[Job]: Search the records for "source" and copy each line that holds it.

+++ Provided data

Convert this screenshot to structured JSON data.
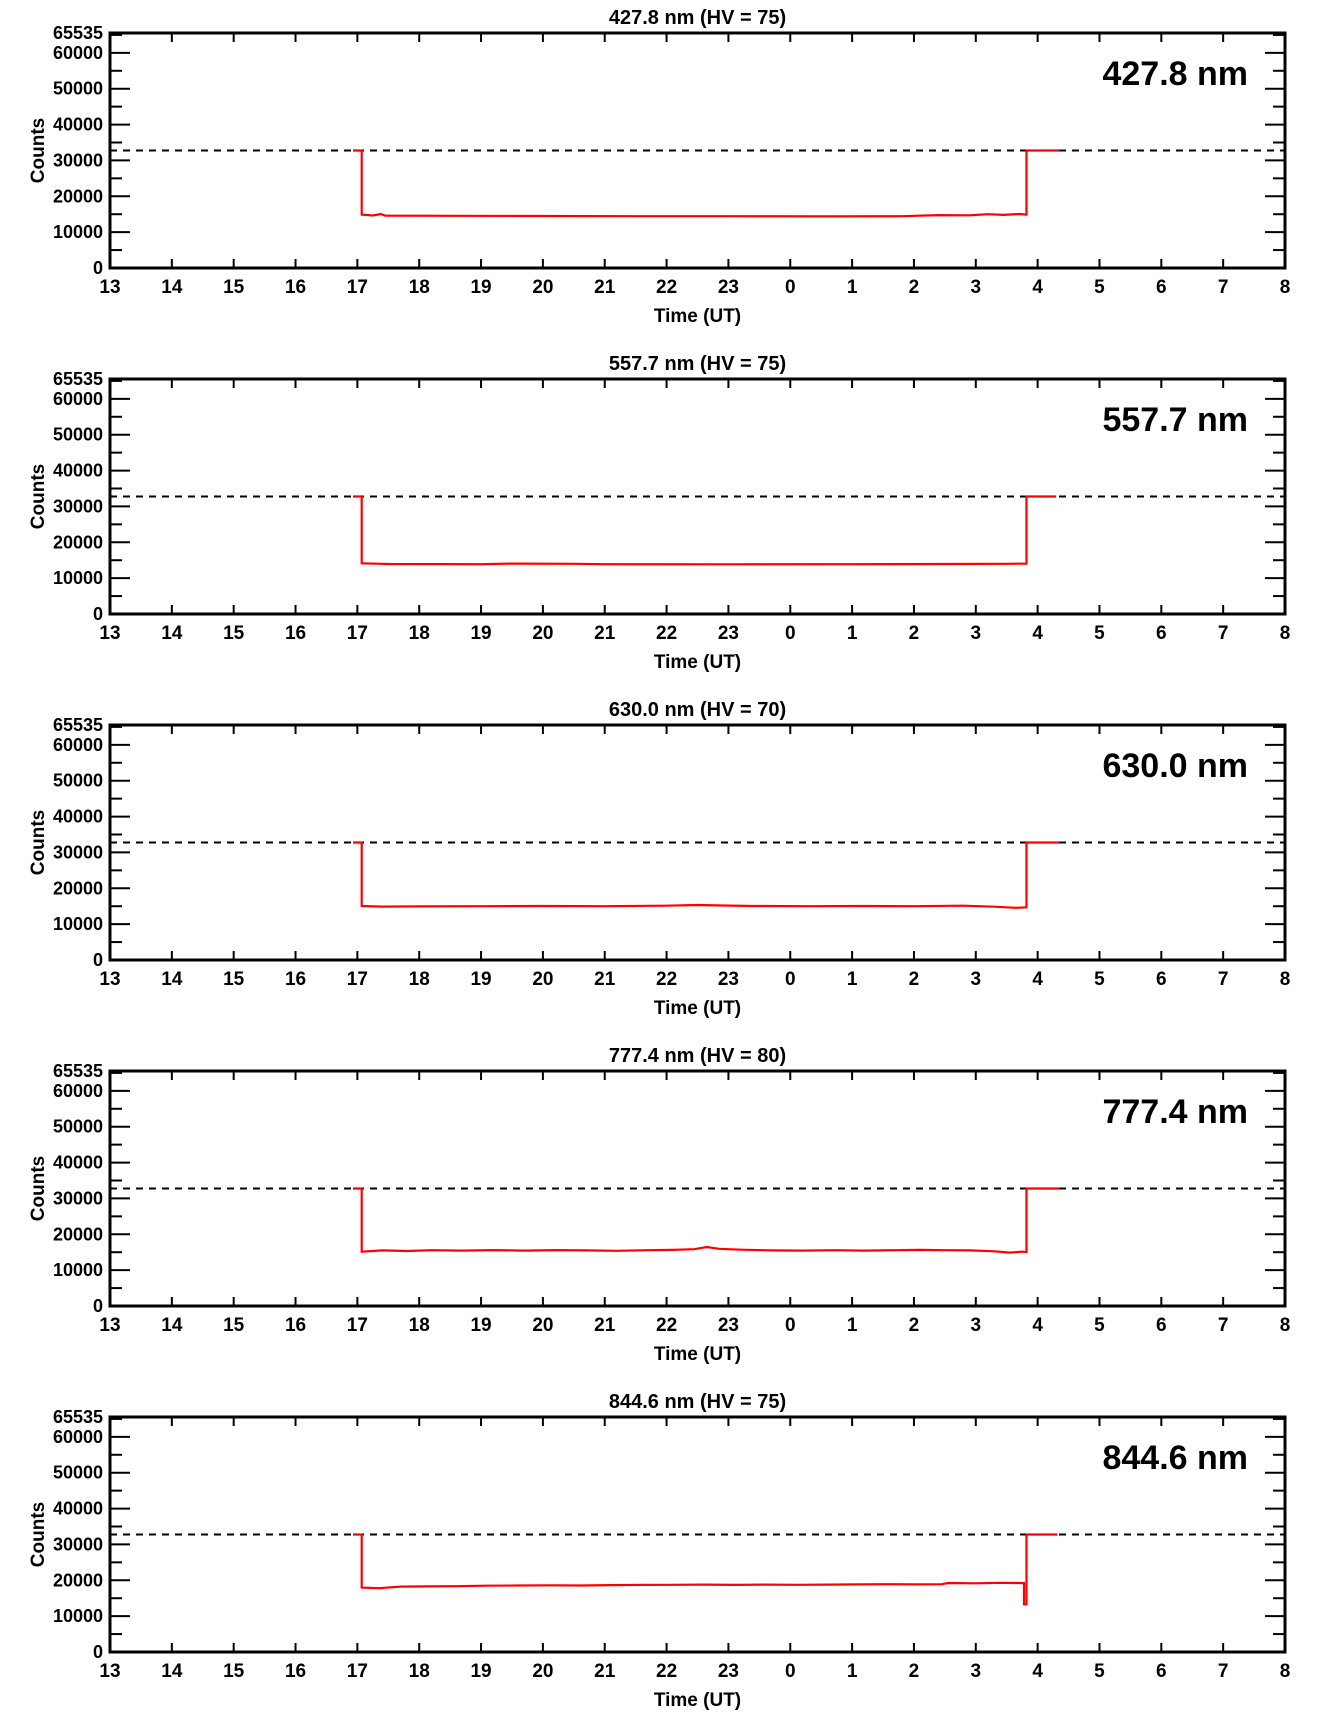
{
  "page": {
    "background": "#ffffff",
    "text_color": "#000000"
  },
  "chart_data": [
    {
      "type": "line",
      "title": "427.8 nm (HV = 75)",
      "annotation": "427.8 nm",
      "xlabel": "Time (UT)",
      "ylabel": "Counts",
      "xlim": [
        13,
        32
      ],
      "ylim": [
        0,
        65535
      ],
      "x_ticks": [
        13,
        14,
        15,
        16,
        17,
        18,
        19,
        20,
        21,
        22,
        23,
        24,
        25,
        26,
        27,
        28,
        29,
        30,
        31,
        32
      ],
      "x_tick_labels": [
        "13",
        "14",
        "15",
        "16",
        "17",
        "18",
        "19",
        "20",
        "21",
        "22",
        "23",
        "0",
        "1",
        "2",
        "3",
        "4",
        "5",
        "6",
        "7",
        "8"
      ],
      "y_major_ticks": [
        0,
        10000,
        20000,
        30000,
        40000,
        50000,
        60000
      ],
      "y_major_tick_labels": [
        "0",
        "10000",
        "20000",
        "30000",
        "40000",
        "50000",
        "60000"
      ],
      "y_minor_ticks": [
        5000,
        15000,
        25000,
        35000,
        45000,
        55000,
        65000
      ],
      "y_top_label": "65535",
      "reference_line_y": 32767,
      "reference_line_style": "dashed",
      "line_color": "#ff0000",
      "grid": false,
      "legend": "none",
      "series": [
        [
          16.93,
          32767
        ],
        [
          17.07,
          32767
        ],
        [
          17.07,
          14900
        ],
        [
          17.25,
          14650
        ],
        [
          17.38,
          15050
        ],
        [
          17.45,
          14600
        ],
        [
          18.5,
          14550
        ],
        [
          20,
          14500
        ],
        [
          21.5,
          14450
        ],
        [
          23,
          14450
        ],
        [
          24.5,
          14400
        ],
        [
          25.8,
          14450
        ],
        [
          26.4,
          14750
        ],
        [
          26.9,
          14700
        ],
        [
          27.2,
          15000
        ],
        [
          27.45,
          14800
        ],
        [
          27.7,
          15050
        ],
        [
          27.82,
          14900
        ],
        [
          27.82,
          32767
        ],
        [
          28.35,
          32767
        ]
      ]
    },
    {
      "type": "line",
      "title": "557.7 nm (HV = 75)",
      "annotation": "557.7 nm",
      "xlabel": "Time (UT)",
      "ylabel": "Counts",
      "xlim": [
        13,
        32
      ],
      "ylim": [
        0,
        65535
      ],
      "x_ticks": [
        13,
        14,
        15,
        16,
        17,
        18,
        19,
        20,
        21,
        22,
        23,
        24,
        25,
        26,
        27,
        28,
        29,
        30,
        31,
        32
      ],
      "x_tick_labels": [
        "13",
        "14",
        "15",
        "16",
        "17",
        "18",
        "19",
        "20",
        "21",
        "22",
        "23",
        "0",
        "1",
        "2",
        "3",
        "4",
        "5",
        "6",
        "7",
        "8"
      ],
      "y_major_ticks": [
        0,
        10000,
        20000,
        30000,
        40000,
        50000,
        60000
      ],
      "y_major_tick_labels": [
        "0",
        "10000",
        "20000",
        "30000",
        "40000",
        "50000",
        "60000"
      ],
      "y_minor_ticks": [
        5000,
        15000,
        25000,
        35000,
        45000,
        55000,
        65000
      ],
      "y_top_label": "65535",
      "reference_line_y": 32767,
      "reference_line_style": "dashed",
      "line_color": "#ff0000",
      "grid": false,
      "legend": "none",
      "series": [
        [
          16.93,
          32767
        ],
        [
          17.07,
          32767
        ],
        [
          17.07,
          14150
        ],
        [
          17.5,
          13950
        ],
        [
          19,
          13900
        ],
        [
          19.5,
          14050
        ],
        [
          20.5,
          14000
        ],
        [
          21,
          13900
        ],
        [
          23,
          13850
        ],
        [
          25,
          13900
        ],
        [
          26.5,
          13950
        ],
        [
          27.5,
          14000
        ],
        [
          27.82,
          14050
        ],
        [
          27.82,
          32767
        ],
        [
          28.3,
          32767
        ]
      ]
    },
    {
      "type": "line",
      "title": "630.0 nm (HV = 70)",
      "annotation": "630.0 nm",
      "xlabel": "Time (UT)",
      "ylabel": "Counts",
      "xlim": [
        13,
        32
      ],
      "ylim": [
        0,
        65535
      ],
      "x_ticks": [
        13,
        14,
        15,
        16,
        17,
        18,
        19,
        20,
        21,
        22,
        23,
        24,
        25,
        26,
        27,
        28,
        29,
        30,
        31,
        32
      ],
      "x_tick_labels": [
        "13",
        "14",
        "15",
        "16",
        "17",
        "18",
        "19",
        "20",
        "21",
        "22",
        "23",
        "0",
        "1",
        "2",
        "3",
        "4",
        "5",
        "6",
        "7",
        "8"
      ],
      "y_major_ticks": [
        0,
        10000,
        20000,
        30000,
        40000,
        50000,
        60000
      ],
      "y_major_tick_labels": [
        "0",
        "10000",
        "20000",
        "30000",
        "40000",
        "50000",
        "60000"
      ],
      "y_minor_ticks": [
        5000,
        15000,
        25000,
        35000,
        45000,
        55000,
        65000
      ],
      "y_top_label": "65535",
      "reference_line_y": 32767,
      "reference_line_style": "dashed",
      "line_color": "#ff0000",
      "grid": false,
      "legend": "none",
      "series": [
        [
          16.93,
          32767
        ],
        [
          17.07,
          32767
        ],
        [
          17.07,
          15050
        ],
        [
          17.4,
          14900
        ],
        [
          18,
          14950
        ],
        [
          19,
          15000
        ],
        [
          20,
          15050
        ],
        [
          21,
          15000
        ],
        [
          22,
          15150
        ],
        [
          22.5,
          15350
        ],
        [
          22.9,
          15200
        ],
        [
          23.4,
          15050
        ],
        [
          24.3,
          15000
        ],
        [
          25.2,
          15050
        ],
        [
          26,
          15000
        ],
        [
          26.8,
          15150
        ],
        [
          27.3,
          14850
        ],
        [
          27.65,
          14550
        ],
        [
          27.82,
          14700
        ],
        [
          27.82,
          32767
        ],
        [
          28.35,
          32767
        ]
      ]
    },
    {
      "type": "line",
      "title": "777.4 nm (HV = 80)",
      "annotation": "777.4 nm",
      "xlabel": "Time (UT)",
      "ylabel": "Counts",
      "xlim": [
        13,
        32
      ],
      "ylim": [
        0,
        65535
      ],
      "x_ticks": [
        13,
        14,
        15,
        16,
        17,
        18,
        19,
        20,
        21,
        22,
        23,
        24,
        25,
        26,
        27,
        28,
        29,
        30,
        31,
        32
      ],
      "x_tick_labels": [
        "13",
        "14",
        "15",
        "16",
        "17",
        "18",
        "19",
        "20",
        "21",
        "22",
        "23",
        "0",
        "1",
        "2",
        "3",
        "4",
        "5",
        "6",
        "7",
        "8"
      ],
      "y_major_ticks": [
        0,
        10000,
        20000,
        30000,
        40000,
        50000,
        60000
      ],
      "y_major_tick_labels": [
        "0",
        "10000",
        "20000",
        "30000",
        "40000",
        "50000",
        "60000"
      ],
      "y_minor_ticks": [
        5000,
        15000,
        25000,
        35000,
        45000,
        55000,
        65000
      ],
      "y_top_label": "65535",
      "reference_line_y": 32767,
      "reference_line_style": "dashed",
      "line_color": "#ff0000",
      "grid": false,
      "legend": "none",
      "series": [
        [
          16.93,
          32767
        ],
        [
          17.07,
          32767
        ],
        [
          17.07,
          15150
        ],
        [
          17.4,
          15500
        ],
        [
          17.8,
          15350
        ],
        [
          18.2,
          15550
        ],
        [
          18.7,
          15450
        ],
        [
          19.2,
          15600
        ],
        [
          19.7,
          15450
        ],
        [
          20.2,
          15600
        ],
        [
          20.7,
          15500
        ],
        [
          21.2,
          15400
        ],
        [
          21.7,
          15550
        ],
        [
          22.1,
          15650
        ],
        [
          22.45,
          15850
        ],
        [
          22.65,
          16450
        ],
        [
          22.85,
          15950
        ],
        [
          23.2,
          15700
        ],
        [
          23.7,
          15500
        ],
        [
          24.2,
          15450
        ],
        [
          24.7,
          15550
        ],
        [
          25.2,
          15450
        ],
        [
          25.7,
          15550
        ],
        [
          26.1,
          15650
        ],
        [
          26.5,
          15550
        ],
        [
          26.9,
          15500
        ],
        [
          27.3,
          15250
        ],
        [
          27.55,
          14900
        ],
        [
          27.75,
          15150
        ],
        [
          27.82,
          15050
        ],
        [
          27.82,
          32767
        ],
        [
          28.35,
          32767
        ]
      ]
    },
    {
      "type": "line",
      "title": "844.6 nm (HV = 75)",
      "annotation": "844.6 nm",
      "xlabel": "Time (UT)",
      "ylabel": "Counts",
      "xlim": [
        13,
        32
      ],
      "ylim": [
        0,
        65535
      ],
      "x_ticks": [
        13,
        14,
        15,
        16,
        17,
        18,
        19,
        20,
        21,
        22,
        23,
        24,
        25,
        26,
        27,
        28,
        29,
        30,
        31,
        32
      ],
      "x_tick_labels": [
        "13",
        "14",
        "15",
        "16",
        "17",
        "18",
        "19",
        "20",
        "21",
        "22",
        "23",
        "0",
        "1",
        "2",
        "3",
        "4",
        "5",
        "6",
        "7",
        "8"
      ],
      "y_major_ticks": [
        0,
        10000,
        20000,
        30000,
        40000,
        50000,
        60000
      ],
      "y_major_tick_labels": [
        "0",
        "10000",
        "20000",
        "30000",
        "40000",
        "50000",
        "60000"
      ],
      "y_minor_ticks": [
        5000,
        15000,
        25000,
        35000,
        45000,
        55000,
        65000
      ],
      "y_top_label": "65535",
      "reference_line_y": 32767,
      "reference_line_style": "dashed",
      "line_color": "#ff0000",
      "grid": false,
      "legend": "none",
      "series": [
        [
          16.93,
          32767
        ],
        [
          17.07,
          32767
        ],
        [
          17.07,
          17950
        ],
        [
          17.35,
          17800
        ],
        [
          17.7,
          18250
        ],
        [
          18.1,
          18300
        ],
        [
          18.6,
          18350
        ],
        [
          19.1,
          18500
        ],
        [
          19.6,
          18550
        ],
        [
          20.1,
          18600
        ],
        [
          20.6,
          18550
        ],
        [
          21.1,
          18650
        ],
        [
          21.6,
          18700
        ],
        [
          22.1,
          18750
        ],
        [
          22.6,
          18800
        ],
        [
          23.1,
          18700
        ],
        [
          23.6,
          18800
        ],
        [
          24.1,
          18750
        ],
        [
          24.6,
          18800
        ],
        [
          25.1,
          18850
        ],
        [
          25.6,
          18900
        ],
        [
          26,
          18850
        ],
        [
          26.45,
          18900
        ],
        [
          26.55,
          19250
        ],
        [
          27,
          19150
        ],
        [
          27.4,
          19300
        ],
        [
          27.7,
          19250
        ],
        [
          27.78,
          19200
        ],
        [
          27.78,
          13300
        ],
        [
          27.82,
          13300
        ],
        [
          27.82,
          32767
        ],
        [
          28.32,
          32767
        ]
      ]
    }
  ]
}
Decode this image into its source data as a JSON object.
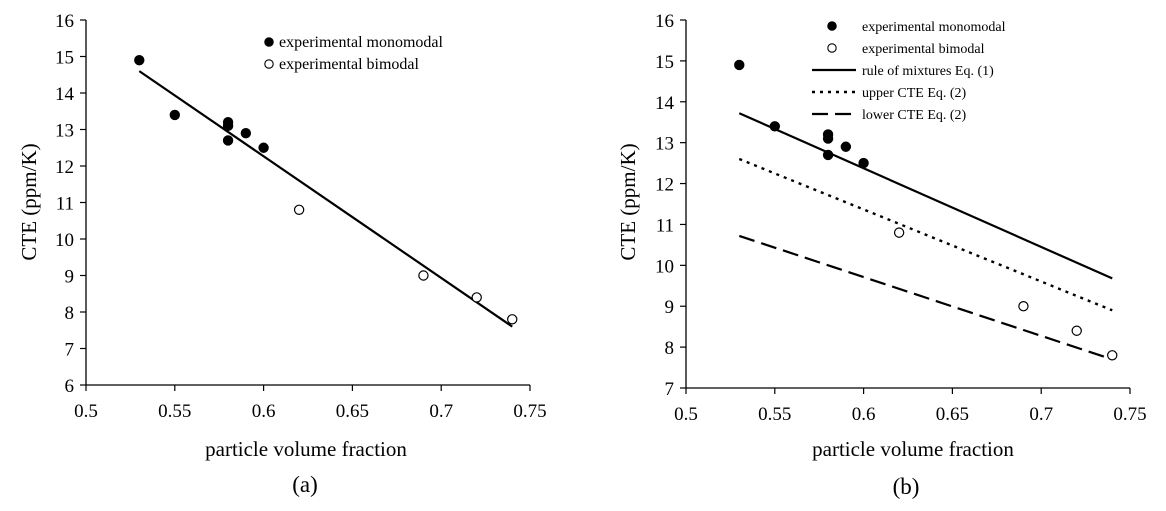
{
  "chart_data": [
    {
      "type": "scatter",
      "panel_label": "(a)",
      "xlabel": "particle volume fraction",
      "ylabel": "CTE (ppm/K)",
      "xlim": [
        0.5,
        0.75
      ],
      "ylim": [
        6,
        16
      ],
      "xticks": [
        "0.5",
        "0.55",
        "0.6",
        "0.65",
        "0.7",
        "0.75"
      ],
      "yticks": [
        "6",
        "7",
        "8",
        "9",
        "10",
        "11",
        "12",
        "13",
        "14",
        "15",
        "16"
      ],
      "legend_position": "top-right",
      "series": [
        {
          "name": "experimental monomodal",
          "marker": "filled-circle",
          "x": [
            0.53,
            0.55,
            0.58,
            0.58,
            0.58,
            0.59,
            0.6
          ],
          "y": [
            14.9,
            13.4,
            13.2,
            13.1,
            12.7,
            12.9,
            12.5
          ]
        },
        {
          "name": "experimental bimodal",
          "marker": "open-circle",
          "x": [
            0.62,
            0.69,
            0.72,
            0.74
          ],
          "y": [
            10.8,
            9.0,
            8.4,
            7.8
          ]
        },
        {
          "name": "",
          "style": "solid-line",
          "x": [
            0.53,
            0.74
          ],
          "y": [
            14.6,
            7.6
          ]
        }
      ]
    },
    {
      "type": "scatter",
      "panel_label": "(b)",
      "xlabel": "particle volume fraction",
      "ylabel": "CTE (ppm/K)",
      "xlim": [
        0.5,
        0.75
      ],
      "ylim": [
        7,
        16
      ],
      "xticks": [
        "0.5",
        "0.55",
        "0.6",
        "0.65",
        "0.7",
        "0.75"
      ],
      "yticks": [
        "7",
        "8",
        "9",
        "10",
        "11",
        "12",
        "13",
        "14",
        "15",
        "16"
      ],
      "legend_position": "top-right",
      "series": [
        {
          "name": "experimental monomodal",
          "marker": "filled-circle",
          "x": [
            0.53,
            0.55,
            0.58,
            0.58,
            0.58,
            0.59,
            0.6
          ],
          "y": [
            14.9,
            13.4,
            13.2,
            13.1,
            12.7,
            12.9,
            12.5
          ]
        },
        {
          "name": "experimental bimodal",
          "marker": "open-circle",
          "x": [
            0.62,
            0.69,
            0.72,
            0.74
          ],
          "y": [
            10.8,
            9.0,
            8.4,
            7.8
          ]
        },
        {
          "name": "rule of mixtures Eq. (1)",
          "style": "solid-line",
          "x": [
            0.53,
            0.74
          ],
          "y": [
            13.72,
            9.68
          ]
        },
        {
          "name": "upper CTE Eq. (2)",
          "style": "dotted-line",
          "x": [
            0.53,
            0.74
          ],
          "y": [
            12.6,
            8.9
          ]
        },
        {
          "name": "lower CTE Eq. (2)",
          "style": "dashed-line",
          "x": [
            0.53,
            0.74
          ],
          "y": [
            10.72,
            7.7
          ]
        }
      ]
    }
  ]
}
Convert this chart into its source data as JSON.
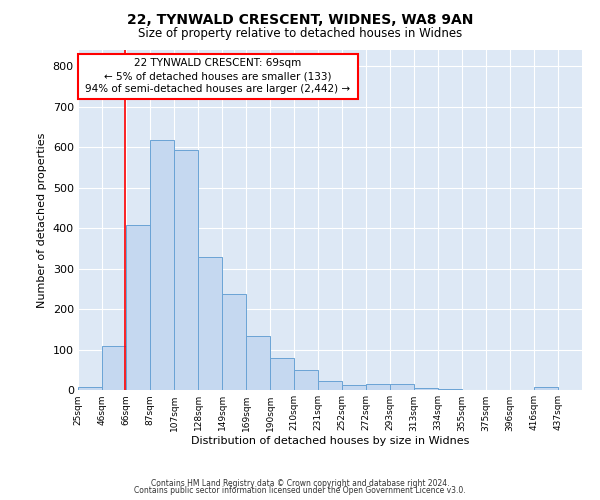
{
  "title_line1": "22, TYNWALD CRESCENT, WIDNES, WA8 9AN",
  "title_line2": "Size of property relative to detached houses in Widnes",
  "xlabel": "Distribution of detached houses by size in Widnes",
  "ylabel": "Number of detached properties",
  "footer_line1": "Contains HM Land Registry data © Crown copyright and database right 2024.",
  "footer_line2": "Contains public sector information licensed under the Open Government Licence v3.0.",
  "bar_labels": [
    "25sqm",
    "46sqm",
    "66sqm",
    "87sqm",
    "107sqm",
    "128sqm",
    "149sqm",
    "169sqm",
    "190sqm",
    "210sqm",
    "231sqm",
    "252sqm",
    "272sqm",
    "293sqm",
    "313sqm",
    "334sqm",
    "355sqm",
    "375sqm",
    "396sqm",
    "416sqm",
    "437sqm"
  ],
  "bar_values": [
    7,
    108,
    407,
    617,
    592,
    329,
    237,
    133,
    78,
    50,
    22,
    13,
    16,
    15,
    5,
    3,
    0,
    0,
    0,
    8,
    0
  ],
  "bar_color": "#c5d8f0",
  "bar_edge_color": "#6aa3d5",
  "bg_color": "#dde8f5",
  "ylim": [
    0,
    840
  ],
  "yticks": [
    0,
    100,
    200,
    300,
    400,
    500,
    600,
    700,
    800
  ],
  "grid_color": "#ffffff",
  "annotation_text_line1": "22 TYNWALD CRESCENT: 69sqm",
  "annotation_text_line2": "← 5% of detached houses are smaller (133)",
  "annotation_text_line3": "94% of semi-detached houses are larger (2,442) →",
  "red_line_label": "66sqm",
  "bin_width": 21
}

++++++

[Solution]:
Decode this image into its source data as a JSON object.
Convert this chart into its source data as JSON.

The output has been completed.